SOURCE EXCERPT >>
——————————

RAL (Long Beach, CA)
Confusing disdain with DT for lack of a "true" conservative position is simplistic. Does populism mean to lack civility?
Katherine Cagle (Winston-Salem, NC)
Trumpism after Trump? Please, no! We don't need any kind of Trumpism at all. And if Douthat thinks today'politicians who are going along with with Trump are true conservatives, he is definitely on the wrong path. These "conservatives" whose tax plan is creating a huge deficit, who are making a mockery of the dignity of Congress and the presidency, and whose twisted rhetoric tries to define its opposition as radicals, are not truly conservatives. They have chosen expediency over wise guidance of our civil government. I salute Rubin, Boot, Steve Schmidt, and many others who have opposed Trump on all fronts. They are today's political heroes.
W.A. Spitzer (Faywood, NM)
"Reaganite Trump-skeptics who hate the president's temperament but have been pleasantly surprised by his judicial appointments and tax cuts."....Conservatives? Trump tax cuts? What a joke. Maybe someone should tell them that tariffs are nothing but a tax on consumers by a different name. As for Trump's great alleged tax cut that gave 85% to corporations, wait till people wake up and learn that next years budget deficit will be $1000 billion dollars. Conservative? Conservatives pay as they go. They are either not real conservatives, or they are really dumb.
Lino Vari (Adelaide, South Australia)

——————————

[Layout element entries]

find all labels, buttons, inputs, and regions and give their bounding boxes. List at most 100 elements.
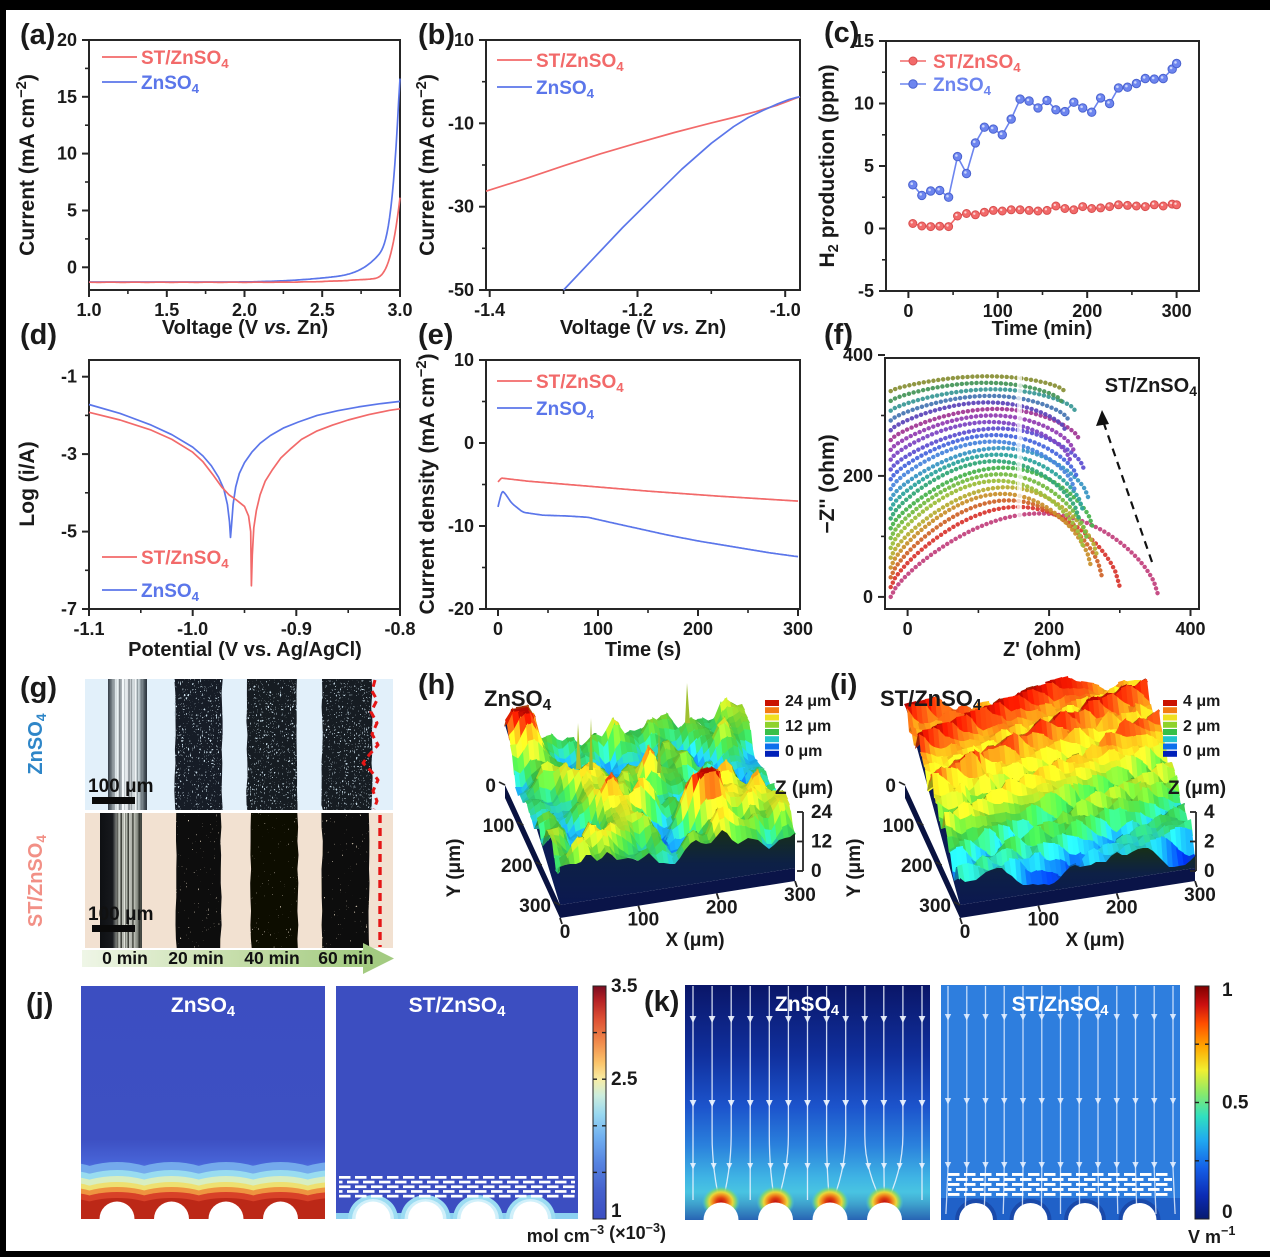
- svg-text:200: 200: [901, 856, 933, 877]
- svg-text:20 min: 20 min: [168, 948, 223, 968]
- svg-text:ZnSO4: ZnSO4: [536, 78, 595, 101]
- svg-text:10: 10: [454, 30, 474, 50]
- svg-text:2.5: 2.5: [611, 1069, 638, 1090]
- svg-text:-7: -7: [61, 599, 77, 619]
- svg-text:100: 100: [1027, 910, 1059, 931]
- svg-text:10: 10: [454, 350, 474, 370]
- svg-text:Z' (ohm): Z' (ohm): [1003, 639, 1081, 661]
- svg-text:2 μm: 2 μm: [1183, 718, 1220, 735]
- svg-text:Y (μm): Y (μm): [844, 839, 865, 898]
- svg-text:40 min: 40 min: [244, 948, 299, 968]
- svg-text:-1.0: -1.0: [770, 300, 801, 320]
- svg-text:0: 0: [903, 301, 913, 321]
- svg-text:200: 200: [501, 856, 533, 877]
- svg-text:0 min: 0 min: [102, 948, 148, 968]
- svg-text:−Z'' (ohm): −Z'' (ohm): [816, 434, 839, 533]
- svg-text:(g): (g): [20, 672, 57, 704]
- svg-text:200: 200: [1034, 619, 1064, 639]
- svg-text:ZnSO4: ZnSO4: [484, 686, 552, 714]
- svg-text:ST/ZnSO4: ST/ZnSO4: [25, 835, 49, 927]
- svg-text:0: 0: [1222, 1202, 1233, 1223]
- svg-text:X (μm): X (μm): [1065, 930, 1124, 951]
- svg-text:X (μm): X (μm): [665, 930, 724, 951]
- svg-text:0: 0: [67, 257, 77, 277]
- svg-text:Time (s): Time (s): [605, 639, 681, 661]
- svg-text:H2 production (ppm): H2 production (ppm): [816, 65, 842, 268]
- svg-text:ZnSO4: ZnSO4: [171, 994, 236, 1020]
- svg-text:ZnSO4: ZnSO4: [775, 993, 840, 1019]
- svg-text:0: 0: [811, 861, 822, 882]
- svg-text:(a): (a): [20, 19, 55, 51]
- svg-text:ZnSO4: ZnSO4: [933, 75, 992, 98]
- svg-text:300: 300: [783, 619, 813, 639]
- svg-text:0: 0: [493, 619, 503, 639]
- svg-text:2.5: 2.5: [310, 300, 335, 320]
- svg-text:-5: -5: [61, 522, 77, 542]
- svg-text:(e): (e): [418, 319, 453, 351]
- svg-text:ST/ZnSO4: ST/ZnSO4: [536, 51, 624, 74]
- svg-text:200: 200: [1106, 897, 1138, 918]
- svg-text:5: 5: [864, 156, 874, 176]
- svg-text:300: 300: [519, 896, 551, 917]
- svg-text:-0.8: -0.8: [384, 619, 415, 639]
- svg-text:300: 300: [1162, 301, 1192, 321]
- svg-text:(d): (d): [20, 319, 57, 351]
- svg-text:0: 0: [485, 776, 496, 797]
- svg-text:2.0: 2.0: [232, 300, 257, 320]
- svg-text:-1.1: -1.1: [73, 619, 104, 639]
- svg-text:Y (μm): Y (μm): [444, 839, 465, 898]
- svg-text:2: 2: [1204, 832, 1215, 853]
- svg-text:(h): (h): [418, 669, 455, 701]
- svg-text:200: 200: [843, 466, 873, 486]
- svg-text:60 min: 60 min: [318, 948, 373, 968]
- svg-text:20: 20: [57, 30, 77, 50]
- svg-text:ZnSO4: ZnSO4: [536, 399, 595, 422]
- svg-text:Time (min): Time (min): [992, 318, 1093, 340]
- svg-text:100: 100: [627, 910, 659, 931]
- svg-text:Z (μm): Z (μm): [775, 778, 833, 799]
- svg-text:0: 0: [864, 219, 874, 239]
- svg-text:1.0: 1.0: [76, 300, 101, 320]
- svg-text:300: 300: [919, 896, 951, 917]
- svg-text:-0.9: -0.9: [281, 619, 312, 639]
- svg-text:1.5: 1.5: [154, 300, 179, 320]
- svg-text:15: 15: [854, 31, 874, 51]
- svg-text:5: 5: [67, 200, 77, 220]
- svg-text:(f): (f): [824, 319, 853, 351]
- svg-text:(c): (c): [824, 17, 859, 49]
- svg-text:-3: -3: [61, 444, 77, 464]
- svg-text:0: 0: [960, 922, 971, 943]
- svg-text:Current (mA cm−2): Current (mA cm−2): [414, 74, 439, 256]
- svg-text:400: 400: [1175, 619, 1205, 639]
- svg-text:ST/ZnSO4: ST/ZnSO4: [880, 686, 982, 714]
- svg-text:100: 100: [583, 619, 613, 639]
- svg-text:ZnSO4: ZnSO4: [141, 73, 200, 96]
- svg-text:24: 24: [811, 802, 833, 823]
- svg-text:ZnSO4: ZnSO4: [25, 713, 49, 774]
- svg-text:0: 0: [560, 922, 571, 943]
- svg-text:100 μm: 100 μm: [88, 904, 154, 925]
- svg-text:4: 4: [1204, 802, 1215, 823]
- svg-text:ST/ZnSO4: ST/ZnSO4: [933, 52, 1021, 75]
- svg-text:0: 0: [863, 587, 873, 607]
- svg-text:Z (μm): Z (μm): [1168, 778, 1226, 799]
- svg-text:ST/ZnSO4: ST/ZnSO4: [536, 372, 624, 395]
- svg-text:-1.2: -1.2: [622, 300, 653, 320]
- svg-text:-1.0: -1.0: [177, 619, 208, 639]
- svg-text:100: 100: [983, 301, 1013, 321]
- svg-text:0: 0: [464, 433, 474, 453]
- svg-text:Log (i/A): Log (i/A): [16, 441, 39, 526]
- svg-text:10: 10: [854, 94, 874, 114]
- svg-text:ST/ZnSO4: ST/ZnSO4: [1105, 375, 1197, 399]
- svg-text:0: 0: [1204, 861, 1215, 882]
- svg-text:ZnSO4: ZnSO4: [141, 581, 200, 604]
- svg-text:3.5: 3.5: [611, 976, 638, 997]
- svg-text:-1.4: -1.4: [474, 300, 505, 320]
- svg-text:1: 1: [611, 1201, 622, 1222]
- svg-text:(i): (i): [830, 669, 857, 701]
- svg-text:ST/ZnSO4: ST/ZnSO4: [409, 994, 507, 1020]
- svg-text:ST/ZnSO4: ST/ZnSO4: [1012, 993, 1110, 1019]
- svg-text:0.5: 0.5: [1222, 1093, 1249, 1114]
- svg-text:Current (mA cm−2): Current (mA cm−2): [14, 74, 39, 256]
- svg-text:(b): (b): [418, 19, 455, 51]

——————————

Please list every location that appears in parentheses after a commenter's name in the reader comments. These rows were taken from a separate source.

TASK SOLUTION >>
Long Beach, CA
Winston-Salem, NC
Faywood, NM
Adelaide, South Australia